* [YOUR OBJECTIVE]: Copy the listing below word for word, keeping every line in its original order but leaving out the picture.

* [SUPPLIED MATERIAL]:

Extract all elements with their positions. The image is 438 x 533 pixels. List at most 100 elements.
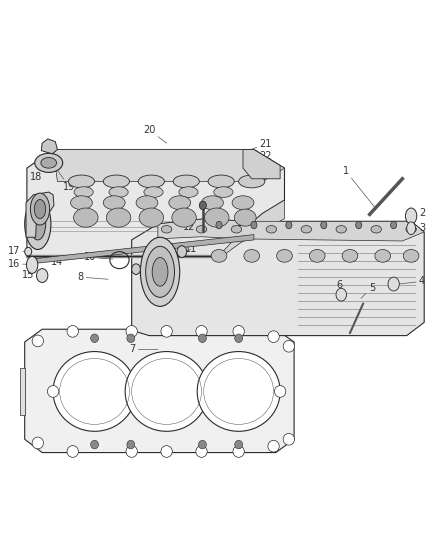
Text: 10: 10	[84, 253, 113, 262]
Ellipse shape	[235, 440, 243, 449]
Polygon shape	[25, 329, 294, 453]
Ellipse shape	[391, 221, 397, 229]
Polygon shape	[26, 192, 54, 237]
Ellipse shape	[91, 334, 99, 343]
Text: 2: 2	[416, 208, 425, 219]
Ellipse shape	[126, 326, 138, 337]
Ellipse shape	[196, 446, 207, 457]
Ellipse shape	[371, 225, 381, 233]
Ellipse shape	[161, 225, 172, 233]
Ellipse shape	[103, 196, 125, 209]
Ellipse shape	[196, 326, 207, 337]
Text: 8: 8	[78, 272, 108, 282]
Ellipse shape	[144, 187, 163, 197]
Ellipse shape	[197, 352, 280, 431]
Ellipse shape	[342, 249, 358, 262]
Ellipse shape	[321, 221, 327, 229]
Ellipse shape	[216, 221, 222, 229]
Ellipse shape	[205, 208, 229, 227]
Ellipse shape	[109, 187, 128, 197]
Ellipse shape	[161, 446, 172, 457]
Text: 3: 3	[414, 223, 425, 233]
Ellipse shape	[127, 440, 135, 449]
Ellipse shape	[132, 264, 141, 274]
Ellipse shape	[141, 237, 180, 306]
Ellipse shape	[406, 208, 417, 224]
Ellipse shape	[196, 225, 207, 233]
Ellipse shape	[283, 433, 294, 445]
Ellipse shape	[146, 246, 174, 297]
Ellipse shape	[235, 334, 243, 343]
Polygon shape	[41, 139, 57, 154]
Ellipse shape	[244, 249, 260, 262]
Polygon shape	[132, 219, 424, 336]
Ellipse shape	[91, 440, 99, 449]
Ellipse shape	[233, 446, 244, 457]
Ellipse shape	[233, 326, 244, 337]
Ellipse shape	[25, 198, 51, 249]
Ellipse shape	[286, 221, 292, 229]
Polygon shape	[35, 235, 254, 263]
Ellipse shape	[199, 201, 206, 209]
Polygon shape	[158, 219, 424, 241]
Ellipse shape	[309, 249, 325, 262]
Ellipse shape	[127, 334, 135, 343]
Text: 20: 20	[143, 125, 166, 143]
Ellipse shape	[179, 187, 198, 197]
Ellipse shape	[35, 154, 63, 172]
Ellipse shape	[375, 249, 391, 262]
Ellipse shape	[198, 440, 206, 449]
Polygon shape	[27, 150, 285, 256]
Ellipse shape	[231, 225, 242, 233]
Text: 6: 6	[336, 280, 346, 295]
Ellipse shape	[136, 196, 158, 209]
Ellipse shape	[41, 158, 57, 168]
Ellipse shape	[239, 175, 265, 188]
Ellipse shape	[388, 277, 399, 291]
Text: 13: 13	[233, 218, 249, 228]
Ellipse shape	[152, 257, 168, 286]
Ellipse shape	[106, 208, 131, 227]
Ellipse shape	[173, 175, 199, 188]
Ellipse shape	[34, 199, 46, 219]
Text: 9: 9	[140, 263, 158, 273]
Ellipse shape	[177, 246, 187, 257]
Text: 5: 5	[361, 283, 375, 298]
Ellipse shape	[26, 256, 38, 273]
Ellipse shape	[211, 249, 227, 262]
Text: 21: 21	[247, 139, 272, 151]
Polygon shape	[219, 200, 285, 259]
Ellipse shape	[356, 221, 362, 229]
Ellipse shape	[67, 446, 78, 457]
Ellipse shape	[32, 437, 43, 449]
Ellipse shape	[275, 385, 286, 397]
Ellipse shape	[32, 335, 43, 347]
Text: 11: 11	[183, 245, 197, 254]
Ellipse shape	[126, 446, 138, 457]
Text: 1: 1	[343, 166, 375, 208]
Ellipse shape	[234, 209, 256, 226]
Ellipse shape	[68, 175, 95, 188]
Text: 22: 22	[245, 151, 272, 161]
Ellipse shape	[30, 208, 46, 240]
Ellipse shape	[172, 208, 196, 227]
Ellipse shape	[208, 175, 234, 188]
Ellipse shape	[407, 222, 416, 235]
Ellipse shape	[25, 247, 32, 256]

* [TASK ANSWER]:
Extract all elements with their positions. The image is 438 x 533 pixels. List at most 100 elements.
Text: 10: 10	[84, 253, 113, 262]
Ellipse shape	[235, 440, 243, 449]
Polygon shape	[25, 329, 294, 453]
Ellipse shape	[391, 221, 397, 229]
Polygon shape	[26, 192, 54, 237]
Ellipse shape	[91, 334, 99, 343]
Text: 2: 2	[416, 208, 425, 219]
Ellipse shape	[126, 326, 138, 337]
Ellipse shape	[196, 446, 207, 457]
Ellipse shape	[371, 225, 381, 233]
Ellipse shape	[161, 225, 172, 233]
Ellipse shape	[103, 196, 125, 209]
Ellipse shape	[196, 326, 207, 337]
Text: 8: 8	[78, 272, 108, 282]
Ellipse shape	[144, 187, 163, 197]
Ellipse shape	[197, 352, 280, 431]
Ellipse shape	[342, 249, 358, 262]
Ellipse shape	[321, 221, 327, 229]
Ellipse shape	[216, 221, 222, 229]
Ellipse shape	[205, 208, 229, 227]
Ellipse shape	[109, 187, 128, 197]
Ellipse shape	[161, 446, 172, 457]
Text: 3: 3	[414, 223, 425, 233]
Ellipse shape	[127, 440, 135, 449]
Ellipse shape	[132, 264, 141, 274]
Ellipse shape	[141, 237, 180, 306]
Ellipse shape	[406, 208, 417, 224]
Ellipse shape	[196, 225, 207, 233]
Ellipse shape	[283, 433, 294, 445]
Ellipse shape	[146, 246, 174, 297]
Ellipse shape	[235, 334, 243, 343]
Polygon shape	[41, 139, 57, 154]
Ellipse shape	[244, 249, 260, 262]
Polygon shape	[132, 219, 424, 336]
Ellipse shape	[91, 440, 99, 449]
Ellipse shape	[233, 446, 244, 457]
Ellipse shape	[233, 326, 244, 337]
Ellipse shape	[25, 198, 51, 249]
Ellipse shape	[286, 221, 292, 229]
Polygon shape	[35, 235, 254, 263]
Ellipse shape	[199, 201, 206, 209]
Polygon shape	[158, 219, 424, 241]
Ellipse shape	[309, 249, 325, 262]
Ellipse shape	[127, 334, 135, 343]
Text: 20: 20	[143, 125, 166, 143]
Ellipse shape	[179, 187, 198, 197]
Ellipse shape	[35, 154, 63, 172]
Ellipse shape	[375, 249, 391, 262]
Ellipse shape	[198, 440, 206, 449]
Polygon shape	[27, 150, 285, 256]
Ellipse shape	[231, 225, 242, 233]
Text: 6: 6	[336, 280, 346, 295]
Ellipse shape	[136, 196, 158, 209]
Ellipse shape	[41, 158, 57, 168]
Ellipse shape	[239, 175, 265, 188]
Ellipse shape	[388, 277, 399, 291]
Text: 13: 13	[233, 218, 249, 228]
Ellipse shape	[152, 257, 168, 286]
Ellipse shape	[106, 208, 131, 227]
Ellipse shape	[173, 175, 199, 188]
Ellipse shape	[34, 199, 46, 219]
Text: 9: 9	[140, 263, 158, 273]
Ellipse shape	[177, 246, 187, 257]
Text: 5: 5	[361, 283, 375, 298]
Ellipse shape	[26, 256, 38, 273]
Ellipse shape	[211, 249, 227, 262]
Text: 21: 21	[247, 139, 272, 151]
Polygon shape	[219, 200, 285, 259]
Ellipse shape	[356, 221, 362, 229]
Ellipse shape	[67, 446, 78, 457]
Ellipse shape	[32, 437, 43, 449]
Ellipse shape	[275, 385, 286, 397]
Ellipse shape	[32, 335, 43, 347]
Text: 11: 11	[183, 245, 197, 254]
Ellipse shape	[126, 446, 138, 457]
Text: 1: 1	[343, 166, 375, 208]
Ellipse shape	[234, 209, 256, 226]
Ellipse shape	[68, 175, 95, 188]
Text: 22: 22	[245, 151, 272, 161]
Ellipse shape	[30, 208, 46, 240]
Ellipse shape	[172, 208, 196, 227]
Ellipse shape	[208, 175, 234, 188]
Ellipse shape	[407, 222, 416, 235]
Ellipse shape	[25, 247, 32, 256]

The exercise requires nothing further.